§ Given task
Restate the data below word for word. Skip any images it contains.

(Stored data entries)
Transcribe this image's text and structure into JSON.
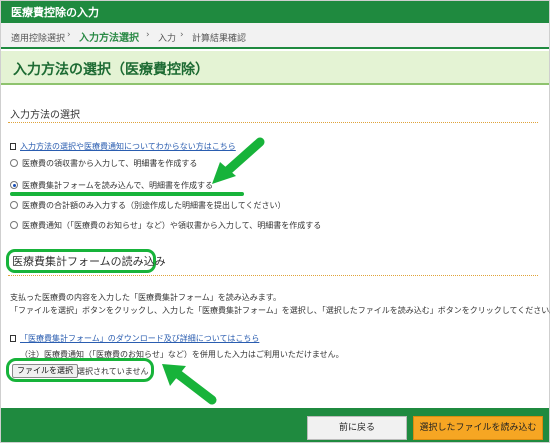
{
  "window": {
    "title": "医療費控除の入力"
  },
  "breadcrumb": {
    "step1": "適用控除選択",
    "step2": "入力方法選択",
    "step3": "入力",
    "step4": "計算結果確認",
    "separator": "›"
  },
  "page": {
    "title": "入力方法の選択（医療費控除）"
  },
  "section_method": {
    "title": "入力方法の選択",
    "help_link": "入力方法の選択や医療費通知についてわからない方はこちら",
    "options": [
      {
        "label": "医療費の領収書から入力して、明細書を作成する",
        "selected": false
      },
      {
        "label": "医療費集計フォームを読み込んで、明細書を作成する",
        "selected": true
      },
      {
        "label": "医療費の合計額のみ入力する（別途作成した明細書を提出してください）",
        "selected": false
      },
      {
        "label": "医療費通知（「医療費のお知らせ」など）や領収書から入力して、明細書を作成する",
        "selected": false
      }
    ]
  },
  "section_form": {
    "title": "医療費集計フォームの読み込み",
    "text1": "支払った医療費の内容を入力した「医療費集計フォーム」を読み込みます。",
    "text2": "「ファイルを選択」ボタンをクリックし、入力した「医療費集計フォーム」を選択し、「選択したファイルを読み込む」ボタンをクリックしてください。",
    "download_link": "「医療費集計フォーム」のダウンロード及び詳細についてはこちら",
    "note": "（注）医療費通知（「医療費のお知らせ」など）を併用した入力はご利用いただけません。",
    "file_button": "ファイルを選択",
    "file_status": "選択されていません"
  },
  "footer": {
    "back": "前に戻る",
    "load": "選択したファイルを読み込む"
  },
  "colors": {
    "header_green": "#1f8a3f",
    "annotation_green": "#17b33a",
    "primary_button": "#f6a623"
  }
}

§ Result of this task
Transcribe this image's text and structure into JSON.
{
  "window": {
    "title": "医療費控除の入力"
  },
  "breadcrumb": {
    "step1": "適用控除選択",
    "step2": "入力方法選択",
    "step3": "入力",
    "step4": "計算結果確認",
    "separator": "›"
  },
  "page": {
    "title": "入力方法の選択（医療費控除）"
  },
  "section_method": {
    "title": "入力方法の選択",
    "help_link": "入力方法の選択や医療費通知についてわからない方はこちら",
    "options": [
      {
        "label": "医療費の領収書から入力して、明細書を作成する",
        "selected": false
      },
      {
        "label": "医療費集計フォームを読み込んで、明細書を作成する",
        "selected": true
      },
      {
        "label": "医療費の合計額のみ入力する（別途作成した明細書を提出してください）",
        "selected": false
      },
      {
        "label": "医療費通知（「医療費のお知らせ」など）や領収書から入力して、明細書を作成する",
        "selected": false
      }
    ]
  },
  "section_form": {
    "title": "医療費集計フォームの読み込み",
    "text1": "支払った医療費の内容を入力した「医療費集計フォーム」を読み込みます。",
    "text2": "「ファイルを選択」ボタンをクリックし、入力した「医療費集計フォーム」を選択し、「選択したファイルを読み込む」ボタンをクリックしてください。",
    "download_link": "「医療費集計フォーム」のダウンロード及び詳細についてはこちら",
    "note": "（注）医療費通知（「医療費のお知らせ」など）を併用した入力はご利用いただけません。",
    "file_button": "ファイルを選択",
    "file_status": "選択されていません"
  },
  "footer": {
    "back": "前に戻る",
    "load": "選択したファイルを読み込む"
  },
  "colors": {
    "header_green": "#1f8a3f",
    "annotation_green": "#17b33a",
    "primary_button": "#f6a623"
  }
}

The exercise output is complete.